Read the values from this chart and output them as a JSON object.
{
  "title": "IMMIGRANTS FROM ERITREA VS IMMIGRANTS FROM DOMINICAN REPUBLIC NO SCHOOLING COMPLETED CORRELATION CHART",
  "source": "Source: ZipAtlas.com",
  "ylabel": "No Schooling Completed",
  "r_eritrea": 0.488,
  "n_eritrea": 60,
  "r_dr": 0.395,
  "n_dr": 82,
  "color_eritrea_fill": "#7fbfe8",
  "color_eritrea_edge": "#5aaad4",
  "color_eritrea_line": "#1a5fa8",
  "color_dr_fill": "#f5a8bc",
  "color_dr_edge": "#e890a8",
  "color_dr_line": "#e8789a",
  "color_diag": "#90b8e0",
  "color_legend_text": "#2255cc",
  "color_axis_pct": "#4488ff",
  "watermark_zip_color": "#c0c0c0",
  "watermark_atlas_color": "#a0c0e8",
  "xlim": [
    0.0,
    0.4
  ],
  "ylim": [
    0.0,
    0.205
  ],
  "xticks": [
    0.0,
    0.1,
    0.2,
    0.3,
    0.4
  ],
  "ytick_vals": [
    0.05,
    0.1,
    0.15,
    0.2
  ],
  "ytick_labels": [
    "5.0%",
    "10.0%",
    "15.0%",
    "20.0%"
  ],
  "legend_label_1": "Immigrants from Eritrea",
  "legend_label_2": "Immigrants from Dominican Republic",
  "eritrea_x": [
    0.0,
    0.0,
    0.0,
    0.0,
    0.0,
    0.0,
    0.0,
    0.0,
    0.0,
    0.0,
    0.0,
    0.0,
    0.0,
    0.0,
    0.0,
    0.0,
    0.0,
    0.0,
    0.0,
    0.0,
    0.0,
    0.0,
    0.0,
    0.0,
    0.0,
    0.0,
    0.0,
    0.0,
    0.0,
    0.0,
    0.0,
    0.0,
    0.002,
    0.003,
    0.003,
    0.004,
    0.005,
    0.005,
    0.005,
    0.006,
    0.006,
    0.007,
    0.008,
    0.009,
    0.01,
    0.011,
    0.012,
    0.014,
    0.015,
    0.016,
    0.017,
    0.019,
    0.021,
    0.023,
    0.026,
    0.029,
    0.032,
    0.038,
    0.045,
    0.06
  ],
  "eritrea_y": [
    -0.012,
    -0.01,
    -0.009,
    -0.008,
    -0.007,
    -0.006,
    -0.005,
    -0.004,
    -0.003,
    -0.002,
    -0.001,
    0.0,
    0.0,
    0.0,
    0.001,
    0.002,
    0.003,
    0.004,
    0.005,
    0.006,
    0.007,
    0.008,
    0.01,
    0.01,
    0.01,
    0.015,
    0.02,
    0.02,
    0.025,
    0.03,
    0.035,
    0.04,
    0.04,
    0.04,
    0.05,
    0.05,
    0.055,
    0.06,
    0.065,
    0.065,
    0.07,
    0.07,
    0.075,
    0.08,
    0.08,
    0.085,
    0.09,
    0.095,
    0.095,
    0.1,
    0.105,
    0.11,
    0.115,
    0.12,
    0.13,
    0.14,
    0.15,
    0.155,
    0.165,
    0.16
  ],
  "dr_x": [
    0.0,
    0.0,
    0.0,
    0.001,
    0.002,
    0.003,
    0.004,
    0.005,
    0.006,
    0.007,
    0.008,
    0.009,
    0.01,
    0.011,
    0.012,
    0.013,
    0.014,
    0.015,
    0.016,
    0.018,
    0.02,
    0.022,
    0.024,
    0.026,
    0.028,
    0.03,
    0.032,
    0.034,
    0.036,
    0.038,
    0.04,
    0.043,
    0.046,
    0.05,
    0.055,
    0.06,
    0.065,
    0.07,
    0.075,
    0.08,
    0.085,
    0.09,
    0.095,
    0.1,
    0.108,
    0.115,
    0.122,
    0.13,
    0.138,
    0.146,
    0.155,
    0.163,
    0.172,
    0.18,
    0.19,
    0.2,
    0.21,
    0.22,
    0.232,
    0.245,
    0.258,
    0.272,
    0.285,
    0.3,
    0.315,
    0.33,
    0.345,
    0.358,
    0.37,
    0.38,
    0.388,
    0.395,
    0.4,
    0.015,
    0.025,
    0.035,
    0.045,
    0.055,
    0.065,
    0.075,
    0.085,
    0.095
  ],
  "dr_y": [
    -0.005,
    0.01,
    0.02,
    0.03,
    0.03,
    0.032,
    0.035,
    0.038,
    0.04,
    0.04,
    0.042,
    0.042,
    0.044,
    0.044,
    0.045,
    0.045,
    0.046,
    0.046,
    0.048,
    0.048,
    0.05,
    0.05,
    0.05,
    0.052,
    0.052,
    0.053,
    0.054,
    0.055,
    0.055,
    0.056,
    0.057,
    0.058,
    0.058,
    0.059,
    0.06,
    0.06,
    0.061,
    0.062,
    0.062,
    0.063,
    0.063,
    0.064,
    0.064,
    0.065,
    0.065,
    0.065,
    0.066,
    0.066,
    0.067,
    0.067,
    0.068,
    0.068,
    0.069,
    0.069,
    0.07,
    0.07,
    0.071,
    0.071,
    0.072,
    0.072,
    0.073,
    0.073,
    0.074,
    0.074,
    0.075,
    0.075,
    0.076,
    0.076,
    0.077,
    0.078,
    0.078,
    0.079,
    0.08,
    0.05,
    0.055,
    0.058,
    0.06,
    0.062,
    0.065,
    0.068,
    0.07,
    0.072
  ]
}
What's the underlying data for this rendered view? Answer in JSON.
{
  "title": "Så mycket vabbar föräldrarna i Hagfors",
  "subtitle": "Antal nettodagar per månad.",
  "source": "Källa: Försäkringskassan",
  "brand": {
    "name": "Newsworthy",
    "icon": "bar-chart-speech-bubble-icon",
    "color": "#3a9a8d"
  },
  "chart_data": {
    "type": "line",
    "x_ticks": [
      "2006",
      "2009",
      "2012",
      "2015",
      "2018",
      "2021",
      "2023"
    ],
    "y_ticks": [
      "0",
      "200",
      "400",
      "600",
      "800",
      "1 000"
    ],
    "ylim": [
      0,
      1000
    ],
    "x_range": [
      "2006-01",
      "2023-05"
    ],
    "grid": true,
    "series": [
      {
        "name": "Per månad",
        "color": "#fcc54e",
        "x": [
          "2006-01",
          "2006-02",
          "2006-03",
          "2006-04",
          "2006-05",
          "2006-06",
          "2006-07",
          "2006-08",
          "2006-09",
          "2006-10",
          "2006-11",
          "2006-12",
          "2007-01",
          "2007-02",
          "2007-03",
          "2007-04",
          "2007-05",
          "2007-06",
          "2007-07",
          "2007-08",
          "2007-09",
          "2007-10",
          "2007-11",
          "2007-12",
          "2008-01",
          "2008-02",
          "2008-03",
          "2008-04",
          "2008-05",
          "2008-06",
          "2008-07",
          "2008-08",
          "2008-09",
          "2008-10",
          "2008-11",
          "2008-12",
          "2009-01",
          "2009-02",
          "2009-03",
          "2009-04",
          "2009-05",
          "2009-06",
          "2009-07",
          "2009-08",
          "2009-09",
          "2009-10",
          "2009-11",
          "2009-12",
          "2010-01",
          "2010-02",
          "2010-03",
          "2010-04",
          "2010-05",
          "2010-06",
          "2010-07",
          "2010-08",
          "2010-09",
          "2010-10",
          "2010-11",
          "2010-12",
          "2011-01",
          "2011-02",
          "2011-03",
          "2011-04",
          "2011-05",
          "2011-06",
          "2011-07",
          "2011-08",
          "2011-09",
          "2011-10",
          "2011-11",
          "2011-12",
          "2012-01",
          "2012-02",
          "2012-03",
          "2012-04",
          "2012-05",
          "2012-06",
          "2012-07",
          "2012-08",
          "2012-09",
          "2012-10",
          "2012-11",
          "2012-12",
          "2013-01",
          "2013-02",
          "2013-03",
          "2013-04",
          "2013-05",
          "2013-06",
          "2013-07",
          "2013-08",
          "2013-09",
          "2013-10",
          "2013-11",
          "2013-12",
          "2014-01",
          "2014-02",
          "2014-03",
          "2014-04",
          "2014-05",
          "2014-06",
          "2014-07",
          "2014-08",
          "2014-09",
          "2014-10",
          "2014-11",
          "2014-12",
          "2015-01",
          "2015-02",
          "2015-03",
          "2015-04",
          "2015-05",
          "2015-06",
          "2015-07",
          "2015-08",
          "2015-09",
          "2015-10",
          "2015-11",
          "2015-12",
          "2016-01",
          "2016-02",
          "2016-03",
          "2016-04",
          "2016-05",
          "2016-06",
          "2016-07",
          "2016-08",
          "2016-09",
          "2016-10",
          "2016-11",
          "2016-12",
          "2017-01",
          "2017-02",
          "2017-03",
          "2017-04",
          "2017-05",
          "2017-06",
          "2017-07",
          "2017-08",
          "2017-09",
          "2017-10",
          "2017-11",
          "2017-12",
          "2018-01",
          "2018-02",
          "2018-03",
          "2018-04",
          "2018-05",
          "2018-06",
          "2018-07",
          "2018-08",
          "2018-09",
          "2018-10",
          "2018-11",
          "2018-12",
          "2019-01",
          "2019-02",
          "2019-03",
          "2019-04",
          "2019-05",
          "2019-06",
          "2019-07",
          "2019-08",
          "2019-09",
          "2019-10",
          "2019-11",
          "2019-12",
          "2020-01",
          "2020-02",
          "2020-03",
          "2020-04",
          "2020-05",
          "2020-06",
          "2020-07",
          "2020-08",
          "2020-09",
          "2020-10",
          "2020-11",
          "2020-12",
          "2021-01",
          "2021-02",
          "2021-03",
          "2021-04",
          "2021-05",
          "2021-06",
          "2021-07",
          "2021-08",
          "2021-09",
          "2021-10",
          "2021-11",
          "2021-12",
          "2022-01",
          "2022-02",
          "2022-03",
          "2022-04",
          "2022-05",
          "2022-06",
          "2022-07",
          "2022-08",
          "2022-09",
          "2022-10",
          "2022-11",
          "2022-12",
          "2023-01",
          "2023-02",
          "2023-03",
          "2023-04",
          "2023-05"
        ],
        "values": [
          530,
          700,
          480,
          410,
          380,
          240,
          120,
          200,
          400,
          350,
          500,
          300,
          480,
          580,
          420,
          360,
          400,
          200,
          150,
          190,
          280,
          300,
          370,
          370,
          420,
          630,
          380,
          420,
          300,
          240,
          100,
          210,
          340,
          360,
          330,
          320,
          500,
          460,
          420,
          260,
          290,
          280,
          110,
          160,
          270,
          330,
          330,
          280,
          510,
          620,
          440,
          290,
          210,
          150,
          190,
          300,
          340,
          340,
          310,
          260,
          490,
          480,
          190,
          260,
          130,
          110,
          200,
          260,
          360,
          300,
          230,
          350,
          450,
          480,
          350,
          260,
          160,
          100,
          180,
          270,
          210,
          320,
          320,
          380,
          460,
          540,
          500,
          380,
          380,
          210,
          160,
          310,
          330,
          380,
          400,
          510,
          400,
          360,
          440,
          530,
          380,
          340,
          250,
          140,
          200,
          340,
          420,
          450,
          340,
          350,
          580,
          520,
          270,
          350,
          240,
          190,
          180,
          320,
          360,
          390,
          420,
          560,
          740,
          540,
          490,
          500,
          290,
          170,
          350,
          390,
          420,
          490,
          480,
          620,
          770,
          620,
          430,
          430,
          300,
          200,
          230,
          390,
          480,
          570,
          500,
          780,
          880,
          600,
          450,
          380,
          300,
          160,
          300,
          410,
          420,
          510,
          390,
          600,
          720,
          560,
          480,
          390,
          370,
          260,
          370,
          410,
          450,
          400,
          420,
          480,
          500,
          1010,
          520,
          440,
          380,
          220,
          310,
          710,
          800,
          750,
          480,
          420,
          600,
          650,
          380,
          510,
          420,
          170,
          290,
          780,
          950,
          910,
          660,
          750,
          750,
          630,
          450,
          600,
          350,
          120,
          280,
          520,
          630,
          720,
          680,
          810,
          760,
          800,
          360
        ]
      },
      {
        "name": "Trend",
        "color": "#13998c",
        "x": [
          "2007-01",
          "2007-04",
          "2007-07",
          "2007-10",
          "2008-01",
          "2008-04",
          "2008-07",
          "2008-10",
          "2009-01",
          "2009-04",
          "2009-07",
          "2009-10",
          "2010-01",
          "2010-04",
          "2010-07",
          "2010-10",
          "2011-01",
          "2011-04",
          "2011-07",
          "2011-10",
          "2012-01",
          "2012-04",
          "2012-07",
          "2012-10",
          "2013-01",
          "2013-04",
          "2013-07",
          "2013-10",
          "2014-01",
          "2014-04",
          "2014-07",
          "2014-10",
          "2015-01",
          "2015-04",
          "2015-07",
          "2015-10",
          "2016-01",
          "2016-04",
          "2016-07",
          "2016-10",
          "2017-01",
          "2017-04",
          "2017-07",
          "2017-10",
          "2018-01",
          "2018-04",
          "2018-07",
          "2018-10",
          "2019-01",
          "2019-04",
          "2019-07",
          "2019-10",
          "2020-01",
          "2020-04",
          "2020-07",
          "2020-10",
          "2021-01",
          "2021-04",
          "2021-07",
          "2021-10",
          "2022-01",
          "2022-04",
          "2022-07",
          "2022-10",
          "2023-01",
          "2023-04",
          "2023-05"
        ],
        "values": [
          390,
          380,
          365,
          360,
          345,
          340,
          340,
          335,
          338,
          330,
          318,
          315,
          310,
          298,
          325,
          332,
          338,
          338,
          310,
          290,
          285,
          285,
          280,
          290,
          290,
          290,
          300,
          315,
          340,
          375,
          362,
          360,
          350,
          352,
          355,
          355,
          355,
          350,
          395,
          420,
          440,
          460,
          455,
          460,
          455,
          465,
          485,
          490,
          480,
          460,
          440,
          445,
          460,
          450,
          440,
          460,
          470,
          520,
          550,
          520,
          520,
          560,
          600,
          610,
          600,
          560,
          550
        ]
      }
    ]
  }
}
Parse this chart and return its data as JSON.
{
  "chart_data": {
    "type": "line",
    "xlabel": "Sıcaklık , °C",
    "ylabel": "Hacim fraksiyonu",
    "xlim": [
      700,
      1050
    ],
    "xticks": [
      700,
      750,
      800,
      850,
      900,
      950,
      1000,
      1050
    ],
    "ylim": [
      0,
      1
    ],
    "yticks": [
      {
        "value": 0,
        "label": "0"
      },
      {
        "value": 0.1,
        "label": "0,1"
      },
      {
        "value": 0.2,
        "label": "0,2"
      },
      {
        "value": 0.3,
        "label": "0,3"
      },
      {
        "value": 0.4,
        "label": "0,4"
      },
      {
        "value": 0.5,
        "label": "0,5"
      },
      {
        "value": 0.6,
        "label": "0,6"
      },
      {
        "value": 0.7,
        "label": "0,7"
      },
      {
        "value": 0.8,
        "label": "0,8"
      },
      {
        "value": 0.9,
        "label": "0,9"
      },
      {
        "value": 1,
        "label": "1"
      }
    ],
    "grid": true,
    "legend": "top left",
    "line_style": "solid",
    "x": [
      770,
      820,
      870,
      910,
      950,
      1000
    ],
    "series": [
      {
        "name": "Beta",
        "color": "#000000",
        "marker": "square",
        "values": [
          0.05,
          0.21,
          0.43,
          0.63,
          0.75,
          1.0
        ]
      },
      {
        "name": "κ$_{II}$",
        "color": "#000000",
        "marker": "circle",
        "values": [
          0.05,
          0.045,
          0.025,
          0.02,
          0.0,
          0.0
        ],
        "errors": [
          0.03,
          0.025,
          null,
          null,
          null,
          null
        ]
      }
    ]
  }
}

Problem details -> For each line above that contains the word "månad", copy that line.

Full response ->
  "subtitle": "Antal nettodagar per månad.",
        "name": "Per månad",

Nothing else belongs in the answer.